By Brian Schwarz
Huawei maybe the best company many Americans and Europeans have never heard of, and that's a big problem for China, according to a recent report in Newsweek entitled Generic Giants. With revenue of more than $18 billion in 2008, soon it will overtake Nokia (NOK) Siemens (SI) as the world's second-largest maker of telecom hardware, after Ericsson (ERIC).
The challenge for many Chinese companies as they go global is to build an attractive brand image that motivates consumers to pay premium prices for their products. With headquarters in booming Shenzhen, the telecommunications equipment-maker with a hard to pronounce name made BusinessWeek's latest list of the world's 10 "most influential" companies, alongside Apple (AAPL), Wal-Mart (WMT), Toyota (TM), and Google (GOOG). Yet Huawei is by far the least internationally recognizable name on the list.
The Chinese government is calling on local companies to build up their brands. According to Newsweek, Premier Wen Jiabao in March called for China to create companies that can innovate and churn out "brand-name export products" —meaning companies with reputations for quality, innovation, and service so strong that customers are willing to pay a premium for their products.
And Huawei is not the only company trying to change its business strategy. In March, Shandong-based manufacturer Haier announced that it was leaving direct manufacturing and concentrating on building the company's brand and service network. Despite Haier's fame as a manufacturer, the move was not unexpected, said Kent Kedl, general manager of Technomic Asia, a market strategy consultancy.
"It's a very natural progression. I don't think that's a surprise... that's the way all brands need to go." Kedl was quoted in the China Economic Review (CER) as saying. “They start off with the manufacturing [and then] move to being a product developer and marketer.”

**Information provided:**
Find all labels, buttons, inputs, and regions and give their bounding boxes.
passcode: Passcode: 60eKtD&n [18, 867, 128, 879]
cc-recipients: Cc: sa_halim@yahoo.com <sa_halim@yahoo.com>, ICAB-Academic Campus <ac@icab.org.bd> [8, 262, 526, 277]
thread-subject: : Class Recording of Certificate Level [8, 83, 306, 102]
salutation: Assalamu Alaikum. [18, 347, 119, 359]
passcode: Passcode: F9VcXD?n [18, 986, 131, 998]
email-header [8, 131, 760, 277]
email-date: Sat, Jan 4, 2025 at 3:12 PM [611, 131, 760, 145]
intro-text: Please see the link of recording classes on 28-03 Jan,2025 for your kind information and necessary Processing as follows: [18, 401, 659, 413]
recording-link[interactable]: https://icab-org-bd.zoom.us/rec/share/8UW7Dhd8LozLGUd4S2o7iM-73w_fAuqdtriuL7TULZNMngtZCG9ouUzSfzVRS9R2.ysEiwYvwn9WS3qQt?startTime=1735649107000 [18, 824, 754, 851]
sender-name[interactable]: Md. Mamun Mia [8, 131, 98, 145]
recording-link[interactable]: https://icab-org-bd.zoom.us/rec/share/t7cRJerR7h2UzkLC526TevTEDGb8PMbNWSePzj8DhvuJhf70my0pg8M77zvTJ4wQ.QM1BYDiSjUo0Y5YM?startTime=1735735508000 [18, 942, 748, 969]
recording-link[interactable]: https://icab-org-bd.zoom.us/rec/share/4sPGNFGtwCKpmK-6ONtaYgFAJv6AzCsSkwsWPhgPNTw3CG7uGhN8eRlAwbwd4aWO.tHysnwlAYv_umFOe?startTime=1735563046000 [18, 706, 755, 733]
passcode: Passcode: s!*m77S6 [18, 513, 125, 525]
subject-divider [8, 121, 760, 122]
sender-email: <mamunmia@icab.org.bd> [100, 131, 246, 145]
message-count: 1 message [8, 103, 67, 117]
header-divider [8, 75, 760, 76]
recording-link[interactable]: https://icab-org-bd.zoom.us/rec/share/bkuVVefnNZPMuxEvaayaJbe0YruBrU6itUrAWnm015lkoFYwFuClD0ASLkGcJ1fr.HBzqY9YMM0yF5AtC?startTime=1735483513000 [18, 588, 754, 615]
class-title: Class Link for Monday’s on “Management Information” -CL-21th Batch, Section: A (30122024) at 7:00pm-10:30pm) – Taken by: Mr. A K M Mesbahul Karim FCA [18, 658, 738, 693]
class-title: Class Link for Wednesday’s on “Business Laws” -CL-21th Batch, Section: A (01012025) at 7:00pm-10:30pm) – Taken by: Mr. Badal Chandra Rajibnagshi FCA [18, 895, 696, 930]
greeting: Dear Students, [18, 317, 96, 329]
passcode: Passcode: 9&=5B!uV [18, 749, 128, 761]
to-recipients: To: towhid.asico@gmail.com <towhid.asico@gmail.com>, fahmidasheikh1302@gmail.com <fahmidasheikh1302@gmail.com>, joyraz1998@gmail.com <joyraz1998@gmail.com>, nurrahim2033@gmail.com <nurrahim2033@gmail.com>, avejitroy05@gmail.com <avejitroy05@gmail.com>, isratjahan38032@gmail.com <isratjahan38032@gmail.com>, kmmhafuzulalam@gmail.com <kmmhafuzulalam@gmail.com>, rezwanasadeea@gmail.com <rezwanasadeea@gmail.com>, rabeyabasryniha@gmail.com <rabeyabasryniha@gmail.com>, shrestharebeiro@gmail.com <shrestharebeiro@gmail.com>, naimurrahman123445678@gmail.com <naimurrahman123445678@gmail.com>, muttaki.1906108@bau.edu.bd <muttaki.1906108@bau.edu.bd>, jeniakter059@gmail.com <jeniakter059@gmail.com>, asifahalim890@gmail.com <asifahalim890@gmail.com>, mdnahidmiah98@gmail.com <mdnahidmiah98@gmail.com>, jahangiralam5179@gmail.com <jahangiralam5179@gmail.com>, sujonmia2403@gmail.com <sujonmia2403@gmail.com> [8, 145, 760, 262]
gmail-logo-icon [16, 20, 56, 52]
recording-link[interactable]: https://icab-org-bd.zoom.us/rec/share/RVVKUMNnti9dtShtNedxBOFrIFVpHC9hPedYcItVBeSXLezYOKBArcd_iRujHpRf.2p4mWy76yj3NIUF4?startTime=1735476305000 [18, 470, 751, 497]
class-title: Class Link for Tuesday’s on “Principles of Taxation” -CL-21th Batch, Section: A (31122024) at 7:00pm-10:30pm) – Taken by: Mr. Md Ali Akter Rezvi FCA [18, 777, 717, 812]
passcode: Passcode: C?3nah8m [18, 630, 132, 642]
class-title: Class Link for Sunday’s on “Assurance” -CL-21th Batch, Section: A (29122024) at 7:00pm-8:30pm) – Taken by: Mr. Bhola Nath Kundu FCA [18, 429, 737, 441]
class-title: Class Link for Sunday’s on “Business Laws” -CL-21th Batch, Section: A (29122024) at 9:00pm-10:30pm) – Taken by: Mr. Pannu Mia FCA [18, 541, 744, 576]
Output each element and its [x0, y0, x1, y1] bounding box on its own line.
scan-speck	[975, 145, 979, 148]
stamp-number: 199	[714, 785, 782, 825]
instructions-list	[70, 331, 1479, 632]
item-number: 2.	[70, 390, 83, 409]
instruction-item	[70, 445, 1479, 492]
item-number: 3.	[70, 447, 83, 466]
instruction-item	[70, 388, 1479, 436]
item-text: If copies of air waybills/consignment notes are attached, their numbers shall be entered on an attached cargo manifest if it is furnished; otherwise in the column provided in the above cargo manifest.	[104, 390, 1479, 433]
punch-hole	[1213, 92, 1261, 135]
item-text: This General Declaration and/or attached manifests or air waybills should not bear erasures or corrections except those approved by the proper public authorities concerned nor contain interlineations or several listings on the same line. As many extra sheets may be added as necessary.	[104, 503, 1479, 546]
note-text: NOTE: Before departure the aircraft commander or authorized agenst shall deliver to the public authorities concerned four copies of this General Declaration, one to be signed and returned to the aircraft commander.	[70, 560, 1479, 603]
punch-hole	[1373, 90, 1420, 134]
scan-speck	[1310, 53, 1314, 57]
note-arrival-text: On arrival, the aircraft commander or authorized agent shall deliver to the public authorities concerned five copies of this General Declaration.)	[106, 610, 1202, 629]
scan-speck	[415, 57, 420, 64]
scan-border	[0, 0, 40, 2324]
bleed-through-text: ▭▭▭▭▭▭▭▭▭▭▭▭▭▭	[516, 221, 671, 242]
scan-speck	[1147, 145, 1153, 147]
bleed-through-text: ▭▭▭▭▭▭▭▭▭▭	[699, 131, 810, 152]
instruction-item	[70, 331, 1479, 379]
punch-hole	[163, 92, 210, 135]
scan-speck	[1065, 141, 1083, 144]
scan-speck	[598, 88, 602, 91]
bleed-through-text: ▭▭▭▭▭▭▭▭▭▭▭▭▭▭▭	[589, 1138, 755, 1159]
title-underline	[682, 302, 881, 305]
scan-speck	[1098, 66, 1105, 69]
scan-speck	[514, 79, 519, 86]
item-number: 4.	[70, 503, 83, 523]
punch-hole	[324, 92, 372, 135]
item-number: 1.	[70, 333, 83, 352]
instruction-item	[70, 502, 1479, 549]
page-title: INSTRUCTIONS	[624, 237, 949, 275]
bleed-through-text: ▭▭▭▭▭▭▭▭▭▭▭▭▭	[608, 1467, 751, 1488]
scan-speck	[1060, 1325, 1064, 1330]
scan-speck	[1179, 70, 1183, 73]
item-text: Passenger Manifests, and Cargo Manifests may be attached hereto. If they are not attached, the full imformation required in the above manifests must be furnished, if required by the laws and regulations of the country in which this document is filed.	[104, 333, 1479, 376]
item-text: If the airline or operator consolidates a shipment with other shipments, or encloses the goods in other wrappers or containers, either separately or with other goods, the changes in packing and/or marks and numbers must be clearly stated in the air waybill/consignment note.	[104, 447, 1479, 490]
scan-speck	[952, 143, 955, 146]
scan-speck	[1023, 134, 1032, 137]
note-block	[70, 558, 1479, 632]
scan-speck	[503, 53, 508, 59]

**Exercise instructions:**
Answer these questions using the article on Huawei:
1. What revenue did Huawei have in 2008?
2. In which city is Huawei headquartered?
3. What did Haier announce in March?

**Exercise result:**
1. More than $18 billion.
2. Shenzhen.
3. That it was leaving direct manufacturing to concentrate on building the company's brand and service network.